**What is required**:
Only the lines holding the string "suffix" are needed. Copy each one.
(begin)
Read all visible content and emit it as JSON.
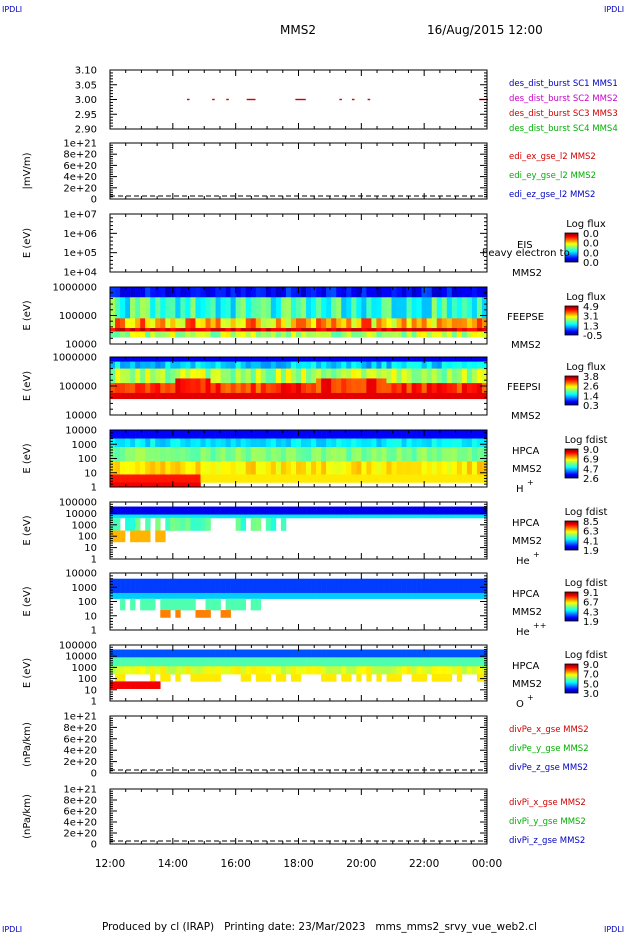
{
  "header": {
    "corner_tl": "IPDLI",
    "corner_tr": "IPDLI",
    "corner_bl": "IPDLI",
    "corner_br": "IPDLI",
    "title": "MMS2",
    "datetime": "16/Aug/2015 12:00"
  },
  "footer": {
    "text": "Produced by cl (IRAP)   Printing date: 23/Mar/2023   mms_mms2_srvy_vue_web2.cl"
  },
  "time_axis": {
    "labels": [
      "12:00",
      "14:00",
      "16:00",
      "18:00",
      "20:00",
      "22:00",
      "00:00"
    ]
  },
  "chart_data": [
    {
      "type": "scatter",
      "id": "des_dist",
      "ylabel": "",
      "ylim": [
        2.9,
        3.1
      ],
      "yticks": [
        "3.10",
        "3.05",
        "3.00",
        "2.95",
        "2.90"
      ],
      "legend": [
        {
          "name": "des_dist_burst",
          "suffix": "SC1 MMS1",
          "color": "#0000c0"
        },
        {
          "name": "des_dist_burst",
          "suffix": "SC2 MMS2",
          "color": "#cc00cc"
        },
        {
          "name": "des_dist_burst",
          "suffix": "SC3 MMS3",
          "color": "#d00000"
        },
        {
          "name": "des_dist_burst",
          "suffix": "SC4 MMS4",
          "color": "#00b000"
        }
      ],
      "segments_hours": [
        [
          14.45,
          14.5
        ],
        [
          15.25,
          15.3
        ],
        [
          15.7,
          15.75
        ],
        [
          16.35,
          16.6
        ],
        [
          17.9,
          18.2
        ],
        [
          19.3,
          19.35
        ],
        [
          19.7,
          19.75
        ],
        [
          20.2,
          20.25
        ],
        [
          23.75,
          24.0
        ]
      ],
      "value": 3.0
    },
    {
      "type": "line",
      "id": "edi",
      "ylabel": "|mV/m)",
      "yticks": [
        "1e+21",
        "8e+20",
        "6e+20",
        "4e+20",
        "2e+20",
        "0"
      ],
      "legend": [
        {
          "name": "edi_ex_gse_l2 MMS2",
          "color": "#d00000"
        },
        {
          "name": "edi_ey_gse_l2 MMS2",
          "color": "#00b000"
        },
        {
          "name": "edi_ez_gse_l2 MMS2",
          "color": "#0000c0"
        }
      ]
    },
    {
      "type": "heatmap",
      "id": "eis",
      "ylabel": "E (eV)",
      "yticks": [
        "1e+07",
        "1e+06",
        "1e+05",
        "1e+04"
      ],
      "instrument": [
        "EIS",
        "heavy electron to",
        "MMS2"
      ],
      "colorbar": {
        "title": "Log flux",
        "ticks": [
          "0.0",
          "0.0",
          "0.0",
          "0.0"
        ]
      }
    },
    {
      "type": "heatmap",
      "id": "feepse",
      "ylabel": "E (eV)",
      "yticks": [
        "1000000",
        "100000",
        "10000"
      ],
      "instrument": [
        "FEEPSE",
        "MMS2"
      ],
      "colorbar": {
        "title": "Log flux",
        "ticks": [
          "4.9",
          "3.1",
          "1.3",
          "-0.5"
        ]
      }
    },
    {
      "type": "heatmap",
      "id": "feepsi",
      "ylabel": "E (eV)",
      "yticks": [
        "1000000",
        "100000",
        "10000"
      ],
      "instrument": [
        "FEEPSI",
        "MMS2"
      ],
      "colorbar": {
        "title": "Log flux",
        "ticks": [
          "3.8",
          "2.6",
          "1.4",
          "0.3"
        ]
      }
    },
    {
      "type": "heatmap",
      "id": "hpca_h",
      "ylabel": "E (eV)",
      "yticks": [
        "10000",
        "1000",
        "100",
        "10",
        "1"
      ],
      "instrument": [
        "HPCA",
        "MMS2",
        "H",
        "+"
      ],
      "colorbar": {
        "title": "Log fdist",
        "ticks": [
          "9.0",
          "6.9",
          "4.7",
          "2.6"
        ]
      }
    },
    {
      "type": "heatmap",
      "id": "hpca_he",
      "ylabel": "E (eV)",
      "yticks": [
        "100000",
        "10000",
        "1000",
        "100",
        "10",
        "1"
      ],
      "instrument": [
        "HPCA",
        "MMS2",
        "He",
        "+"
      ],
      "colorbar": {
        "title": "Log fdist",
        "ticks": [
          "8.5",
          "6.3",
          "4.1",
          "1.9"
        ]
      }
    },
    {
      "type": "heatmap",
      "id": "hpca_hepp",
      "ylabel": "E (eV)",
      "yticks": [
        "10000",
        "1000",
        "100",
        "10",
        "1"
      ],
      "instrument": [
        "HPCA",
        "MMS2",
        "He",
        "++"
      ],
      "colorbar": {
        "title": "Log fdist",
        "ticks": [
          "9.1",
          "6.7",
          "4.3",
          "1.9"
        ]
      }
    },
    {
      "type": "heatmap",
      "id": "hpca_o",
      "ylabel": "E (eV)",
      "yticks": [
        "100000",
        "10000",
        "1000",
        "100",
        "10",
        "1"
      ],
      "instrument": [
        "HPCA",
        "MMS2",
        "O",
        "+"
      ],
      "colorbar": {
        "title": "Log fdist",
        "ticks": [
          "9.0",
          "7.0",
          "5.0",
          "3.0"
        ]
      }
    },
    {
      "type": "line",
      "id": "divpe",
      "ylabel": "(nPa/km)",
      "yticks": [
        "1e+21",
        "8e+20",
        "6e+20",
        "4e+20",
        "2e+20",
        "0"
      ],
      "legend": [
        {
          "name": "divPe_x_gse MMS2",
          "color": "#d00000"
        },
        {
          "name": "divPe_y_gse MMS2",
          "color": "#00b000"
        },
        {
          "name": "divPe_z_gse MMS2",
          "color": "#0000c0"
        }
      ]
    },
    {
      "type": "line",
      "id": "divpi",
      "ylabel": "(nPa/km)",
      "yticks": [
        "1e+21",
        "8e+20",
        "6e+20",
        "4e+20",
        "2e+20",
        "0"
      ],
      "legend": [
        {
          "name": "divPi_x_gse MMS2",
          "color": "#d00000"
        },
        {
          "name": "divPi_y_gse MMS2",
          "color": "#00b000"
        },
        {
          "name": "divPi_z_gse MMS2",
          "color": "#0000c0"
        }
      ]
    }
  ]
}
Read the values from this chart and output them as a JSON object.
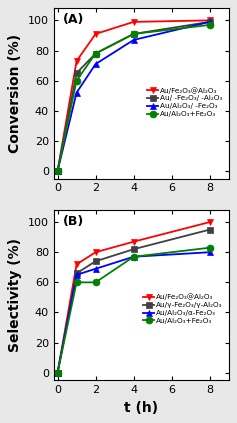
{
  "t": [
    0,
    1,
    2,
    4,
    8
  ],
  "conversion": {
    "red": [
      0,
      73,
      91,
      99,
      100
    ],
    "black": [
      0,
      65,
      78,
      91,
      99
    ],
    "blue": [
      0,
      52,
      71,
      87,
      99
    ],
    "green": [
      0,
      60,
      78,
      91,
      97
    ]
  },
  "selectivity": {
    "red": [
      0,
      72,
      80,
      87,
      100
    ],
    "black": [
      0,
      66,
      74,
      82,
      95
    ],
    "blue": [
      0,
      65,
      69,
      77,
      80
    ],
    "green": [
      0,
      60,
      60,
      77,
      83
    ]
  },
  "legend_labels_a": [
    "Au/Fe₂O₃@Al₂O₃",
    "Au/ -Fe₂O₃/ -Al₂O₃",
    "Au/Al₂O₃/ -Fe₂O₃",
    "Au/Al₂O₃+Fe₂O₃"
  ],
  "legend_labels_b": [
    "Au/Fe₂O₃@Al₂O₃",
    "Au/γ-Fe₂O₃/γ-Al₂O₃",
    "Au/Al₂O₃/α-Fe₂O₃",
    "Au/Al₂O₃+Fe₂O₃"
  ],
  "colors": [
    "#ff0000",
    "#404040",
    "#0000ff",
    "#008000"
  ],
  "markers": [
    "v",
    "s",
    "^",
    "o"
  ],
  "markerfacecolors": [
    "#ff0000",
    "#404040",
    "#0000ff",
    "#008000"
  ],
  "xlabel": "t (h)",
  "ylabel_a": "Conversion (%)",
  "ylabel_b": "Selectivity (%)",
  "label_a": "(A)",
  "label_b": "(B)",
  "ylim": [
    -5,
    108
  ],
  "xlim": [
    -0.2,
    9
  ],
  "xticks": [
    0,
    2,
    4,
    6,
    8
  ],
  "yticks": [
    0,
    20,
    40,
    60,
    80,
    100
  ],
  "legend_fontsize": 5.2,
  "axis_label_fontsize": 10,
  "tick_fontsize": 8,
  "panel_label_fontsize": 9,
  "linewidth": 1.3,
  "markersize": 5.0,
  "bg_color": "#e8e8e8"
}
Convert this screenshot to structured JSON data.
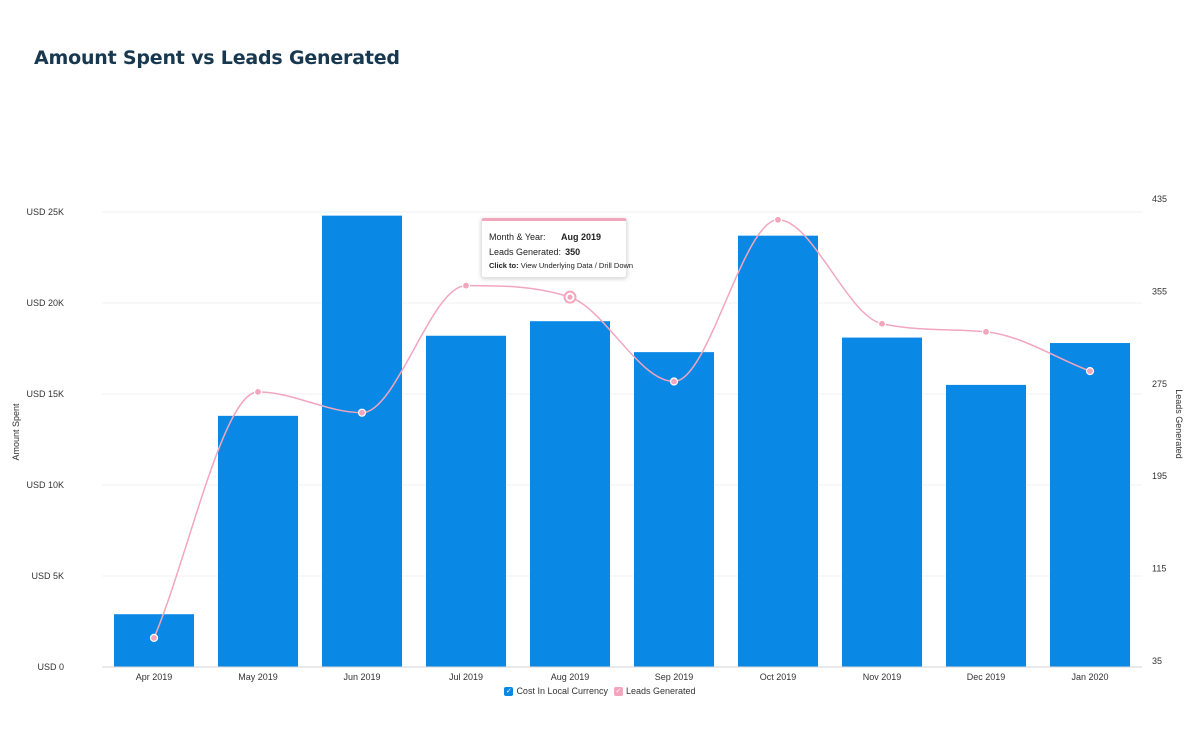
{
  "title": "Amount Spent vs Leads Generated",
  "colors": {
    "bars": "#0a88e6",
    "line": "#f2a6bd",
    "grid": "#f0f0f0",
    "title": "#17384f"
  },
  "chart_data": {
    "type": "bar",
    "categories": [
      "Apr 2019",
      "May 2019",
      "Jun 2019",
      "Jul 2019",
      "Aug 2019",
      "Sep 2019",
      "Oct 2019",
      "Nov 2019",
      "Dec 2019",
      "Jan 2020"
    ],
    "series": [
      {
        "name": "Cost In Local Currency",
        "type": "bar",
        "axis": "left",
        "values": [
          2900,
          13800,
          24800,
          18200,
          19000,
          17300,
          23700,
          18100,
          15500,
          17800
        ]
      },
      {
        "name": "Leads Generated",
        "type": "line",
        "axis": "right",
        "values": [
          55,
          268,
          250,
          360,
          350,
          277,
          417,
          327,
          320,
          286
        ]
      }
    ],
    "ylabel": "Amount Spent",
    "ylabel_right": "Leads Generated",
    "ylim": [
      0,
      25000
    ],
    "ylim_right": [
      35,
      435
    ],
    "yticks": [
      {
        "value": 0,
        "label": "USD 0"
      },
      {
        "value": 5000,
        "label": "USD 5K"
      },
      {
        "value": 10000,
        "label": "USD 10K"
      },
      {
        "value": 15000,
        "label": "USD 15K"
      },
      {
        "value": 20000,
        "label": "USD 20K"
      },
      {
        "value": 25000,
        "label": "USD 25K"
      }
    ],
    "yticks_right": [
      "35",
      "115",
      "195",
      "275",
      "355",
      "435"
    ],
    "legend_position": "bottom-center",
    "grid": true
  },
  "legend": [
    {
      "label": "Cost In Local Currency",
      "check": "✓"
    },
    {
      "label": "Leads Generated",
      "check": "✓"
    }
  ],
  "tooltip": {
    "month_key": "Month & Year:",
    "month_value": "Aug 2019",
    "leads_key": "Leads Generated:",
    "leads_value": "350",
    "click_key": "Click to:",
    "click_value": "View Underlying Data / Drill Down"
  }
}
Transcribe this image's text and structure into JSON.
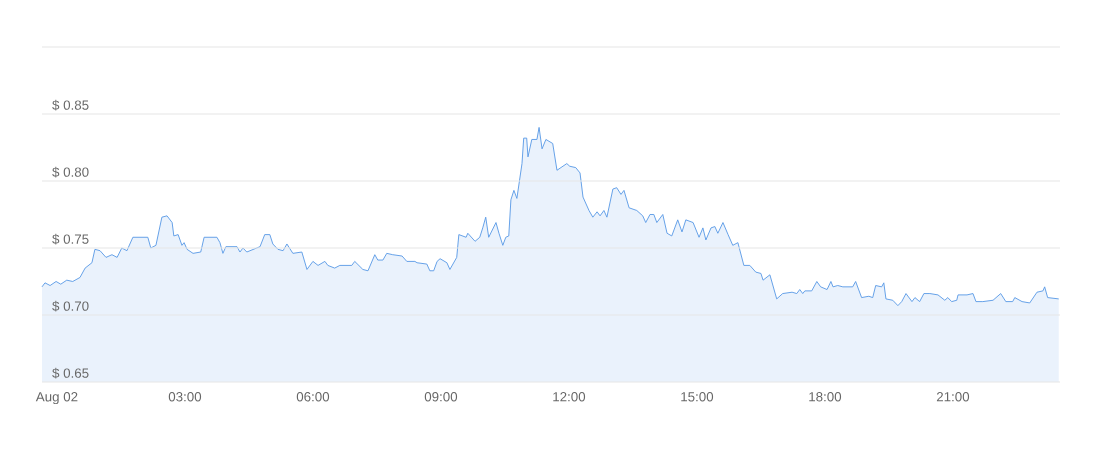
(end)
**Finished task**:
          "suffix": "SC1 MMS1",
          "suffix": "SC2 MMS2",
          "suffix": "SC3 MMS3",
          "suffix": "SC4 MMS4",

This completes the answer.